Work to be completed:
An exact copy of all the data is required, with pictures left out.

The input:
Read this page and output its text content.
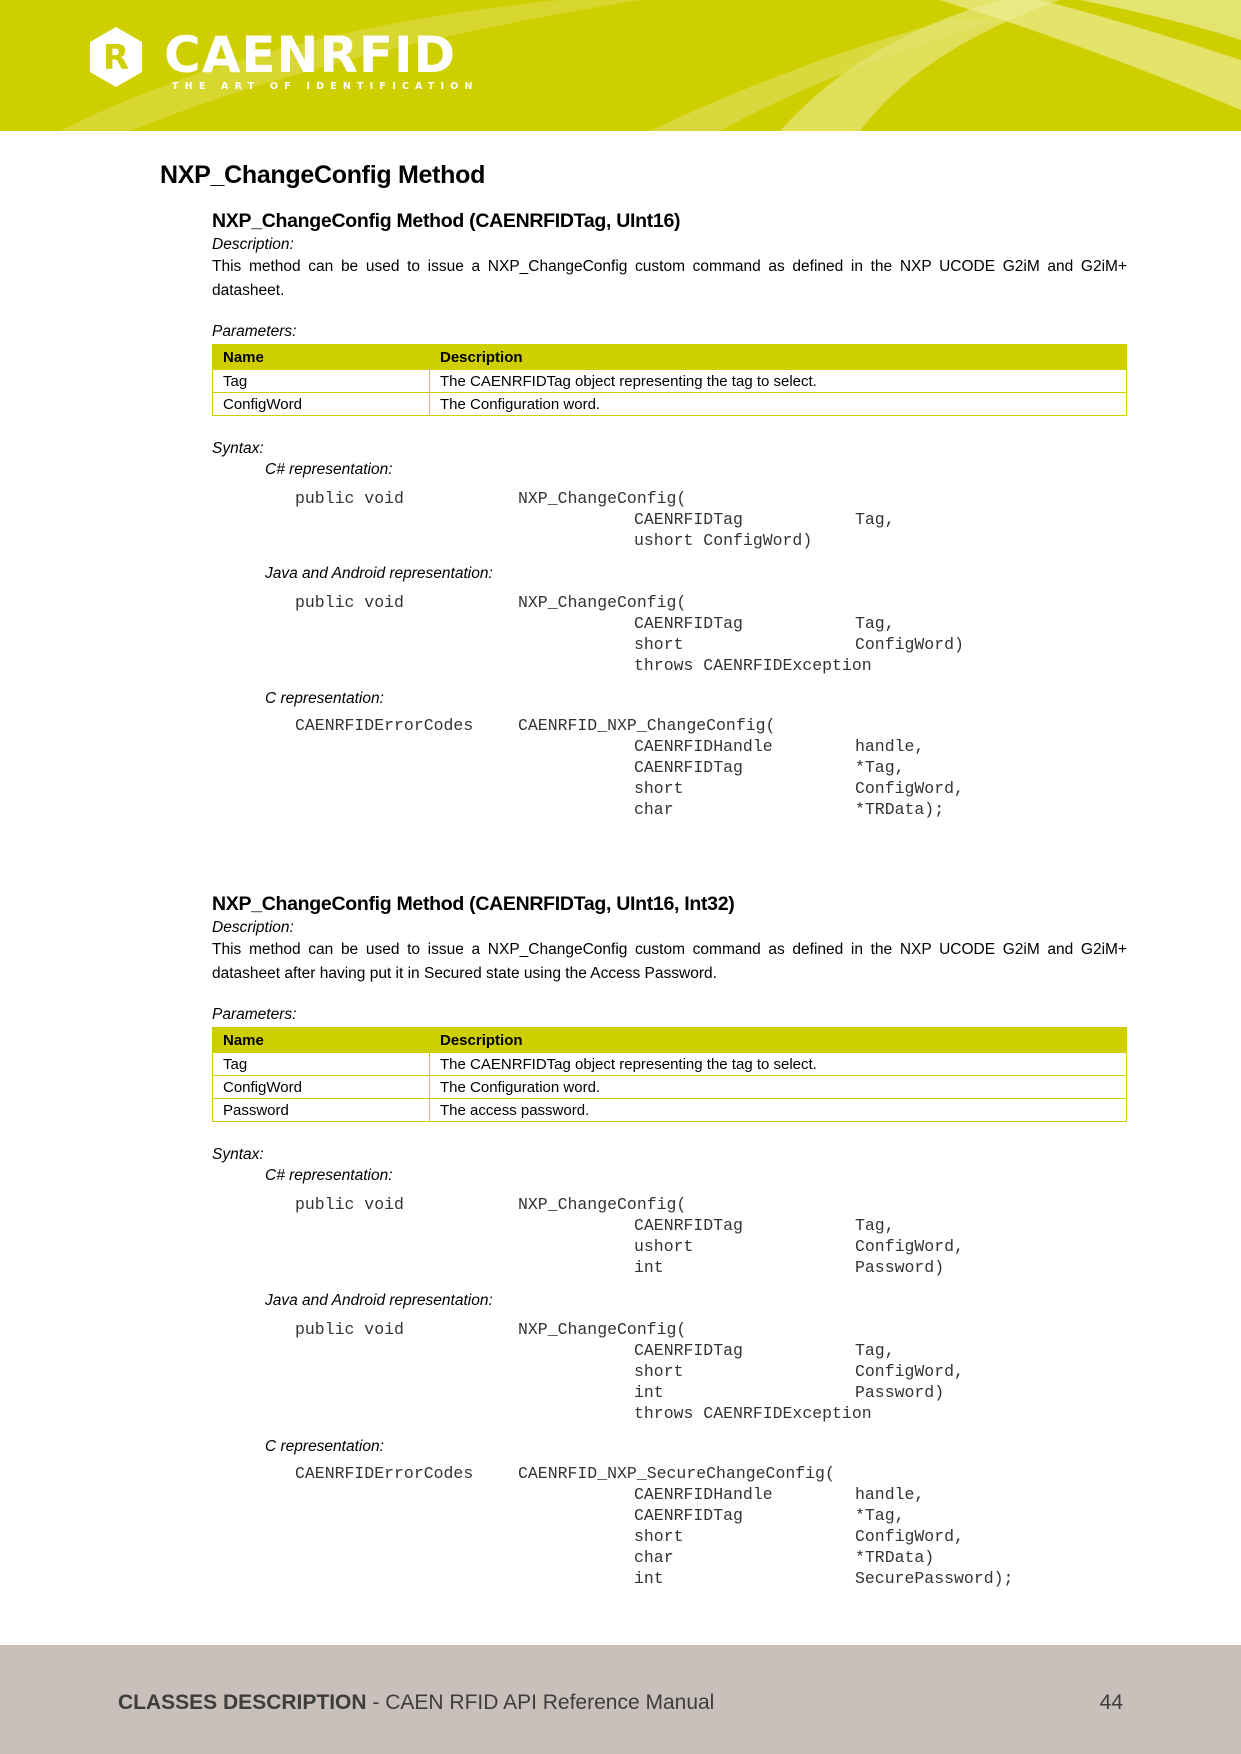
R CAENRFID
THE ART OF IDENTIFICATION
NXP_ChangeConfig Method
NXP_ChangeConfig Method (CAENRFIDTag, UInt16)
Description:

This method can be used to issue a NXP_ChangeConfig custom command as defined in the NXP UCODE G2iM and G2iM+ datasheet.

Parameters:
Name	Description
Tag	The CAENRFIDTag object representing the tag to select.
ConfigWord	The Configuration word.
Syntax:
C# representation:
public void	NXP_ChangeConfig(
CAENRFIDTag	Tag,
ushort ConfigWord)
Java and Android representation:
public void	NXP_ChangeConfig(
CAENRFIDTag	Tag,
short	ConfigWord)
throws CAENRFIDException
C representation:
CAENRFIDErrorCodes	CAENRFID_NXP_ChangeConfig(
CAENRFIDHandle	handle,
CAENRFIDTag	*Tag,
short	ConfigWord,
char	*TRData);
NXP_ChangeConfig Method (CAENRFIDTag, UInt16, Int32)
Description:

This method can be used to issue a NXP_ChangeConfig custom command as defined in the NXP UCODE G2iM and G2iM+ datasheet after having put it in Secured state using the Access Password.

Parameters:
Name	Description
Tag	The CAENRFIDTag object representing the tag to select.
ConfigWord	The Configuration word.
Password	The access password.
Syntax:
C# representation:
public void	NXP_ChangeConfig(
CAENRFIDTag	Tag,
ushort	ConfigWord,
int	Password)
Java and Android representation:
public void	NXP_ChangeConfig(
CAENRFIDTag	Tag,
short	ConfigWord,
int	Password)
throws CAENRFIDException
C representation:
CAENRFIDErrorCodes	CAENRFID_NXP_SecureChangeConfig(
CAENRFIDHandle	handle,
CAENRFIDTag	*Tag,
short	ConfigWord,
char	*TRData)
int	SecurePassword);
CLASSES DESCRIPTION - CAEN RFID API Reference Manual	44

Written reply:
Read this page and output its text content.
R CAENRFID
THE ART OF IDENTIFICATION
NXP_ChangeConfig Method
NXP_ChangeConfig Method (CAENRFIDTag, UInt16)
Description:

This method can be used to issue a NXP_ChangeConfig custom command as defined in the NXP UCODE G2iM and G2iM+ datasheet.

Parameters:
Name	Description
Tag	The CAENRFIDTag object representing the tag to select.
ConfigWord	The Configuration word.
Syntax:
C# representation:
public void	NXP_ChangeConfig(
CAENRFIDTag	Tag,
ushort ConfigWord)
Java and Android representation:
public void	NXP_ChangeConfig(
CAENRFIDTag	Tag,
short	ConfigWord)
throws CAENRFIDException
C representation:
CAENRFIDErrorCodes	CAENRFID_NXP_ChangeConfig(
CAENRFIDHandle	handle,
CAENRFIDTag	*Tag,
short	ConfigWord,
char	*TRData);
NXP_ChangeConfig Method (CAENRFIDTag, UInt16, Int32)
Description:

This method can be used to issue a NXP_ChangeConfig custom command as defined in the NXP UCODE G2iM and G2iM+ datasheet after having put it in Secured state using the Access Password.

Parameters:
Name	Description
Tag	The CAENRFIDTag object representing the tag to select.
ConfigWord	The Configuration word.
Password	The access password.
Syntax:
C# representation:
public void	NXP_ChangeConfig(
CAENRFIDTag	Tag,
ushort	ConfigWord,
int	Password)
Java and Android representation:
public void	NXP_ChangeConfig(
CAENRFIDTag	Tag,
short	ConfigWord,
int	Password)
throws CAENRFIDException
C representation:
CAENRFIDErrorCodes	CAENRFID_NXP_SecureChangeConfig(
CAENRFIDHandle	handle,
CAENRFIDTag	*Tag,
short	ConfigWord,
char	*TRData)
int	SecurePassword);
CLASSES DESCRIPTION - CAEN RFID API Reference Manual	44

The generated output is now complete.